-- START OF STORED RECORDS --

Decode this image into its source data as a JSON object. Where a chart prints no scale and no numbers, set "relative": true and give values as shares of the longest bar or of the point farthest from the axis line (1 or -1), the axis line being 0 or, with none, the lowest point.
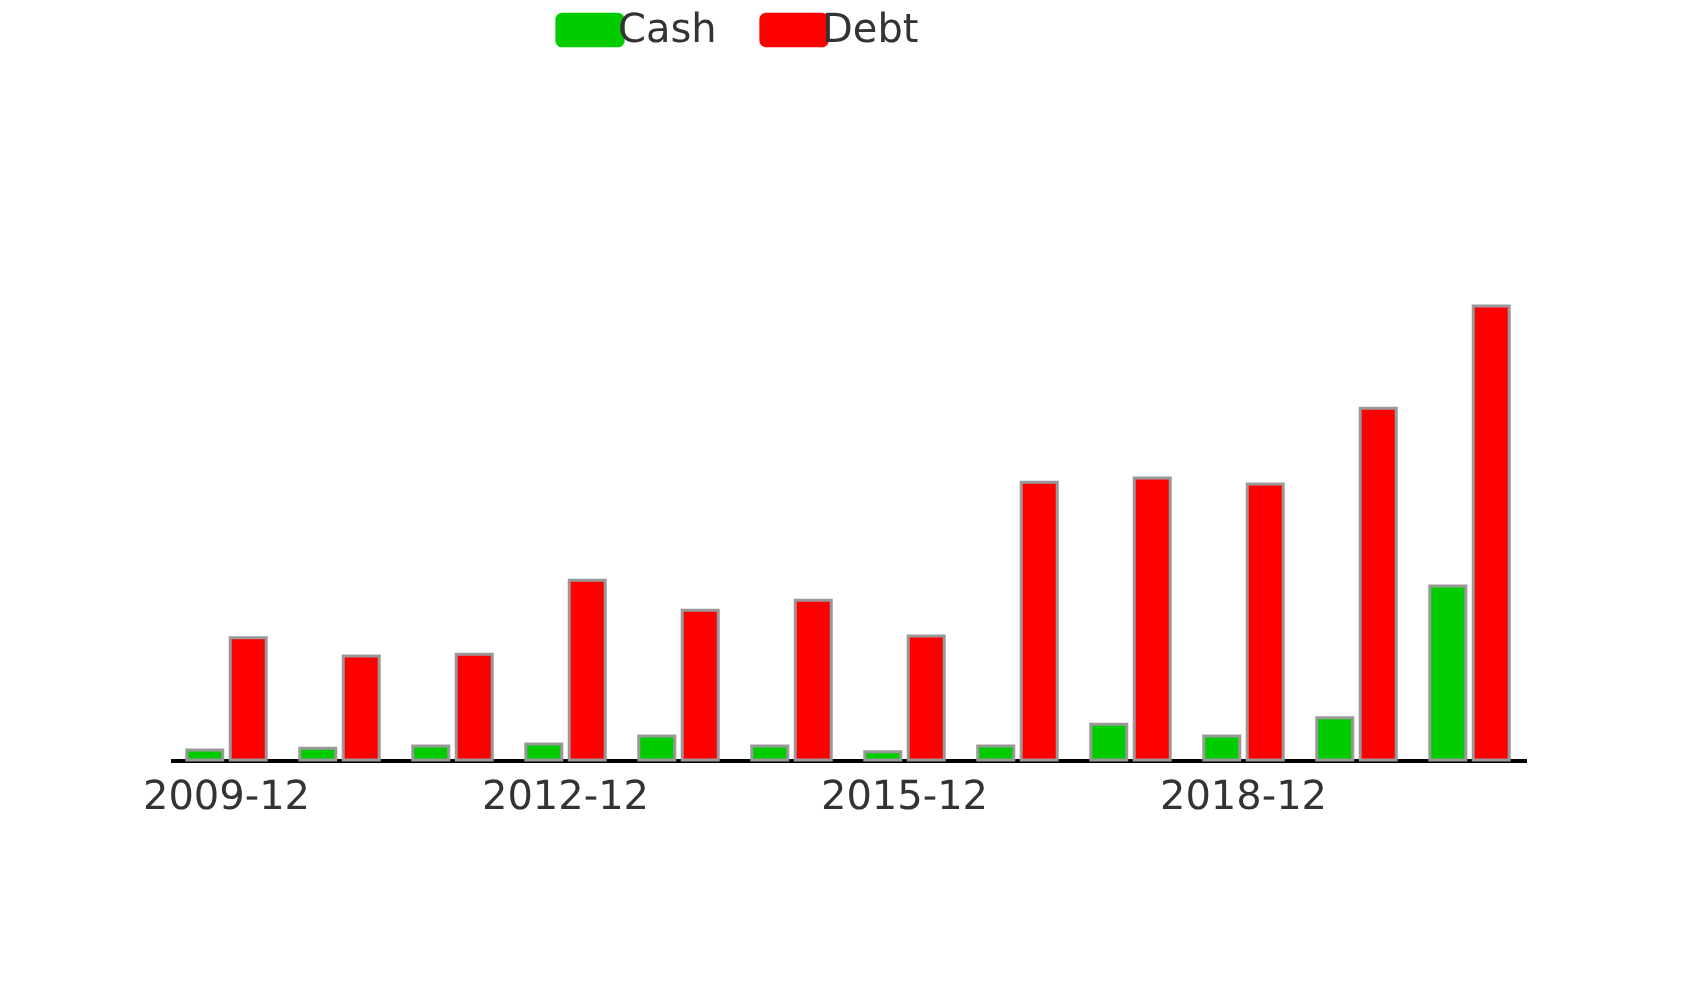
{
  "chart_data": {
    "type": "bar",
    "relative": true,
    "legend": "top",
    "grid": false,
    "categories": [
      "2009-12",
      null,
      null,
      "2012-12",
      null,
      null,
      "2015-12",
      null,
      null,
      "2018-12",
      null,
      null
    ],
    "series": [
      {
        "name": "Cash",
        "color": "#00cc00",
        "values": [
          0.022,
          0.026,
          0.031,
          0.035,
          0.053,
          0.031,
          0.018,
          0.031,
          0.079,
          0.053,
          0.093,
          0.383
        ]
      },
      {
        "name": "Debt",
        "color": "#ff0000",
        "values": [
          0.269,
          0.229,
          0.233,
          0.396,
          0.33,
          0.352,
          0.273,
          0.612,
          0.621,
          0.608,
          0.775,
          1.0
        ]
      }
    ]
  }
}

-- END OF STORED RECORDS --

- [EXERCISE BRIEF] Repeat the material above in full and unchanged, minus its images.

- [EXPECTED ANSWER]
Decode this image into its source data as a JSON object. Where a chart prints no scale and no numbers, set "relative": true and give values as shares of the longest bar or of the point farthest from the axis line (1 or -1), the axis line being 0 or, with none, the lowest point.
{
  "chart_data": {
    "type": "bar",
    "relative": true,
    "legend": "top",
    "grid": false,
    "categories": [
      "2009-12",
      null,
      null,
      "2012-12",
      null,
      null,
      "2015-12",
      null,
      null,
      "2018-12",
      null,
      null
    ],
    "series": [
      {
        "name": "Cash",
        "color": "#00cc00",
        "values": [
          0.022,
          0.026,
          0.031,
          0.035,
          0.053,
          0.031,
          0.018,
          0.031,
          0.079,
          0.053,
          0.093,
          0.383
        ]
      },
      {
        "name": "Debt",
        "color": "#ff0000",
        "values": [
          0.269,
          0.229,
          0.233,
          0.396,
          0.33,
          0.352,
          0.273,
          0.612,
          0.621,
          0.608,
          0.775,
          1.0
        ]
      }
    ]
  }
}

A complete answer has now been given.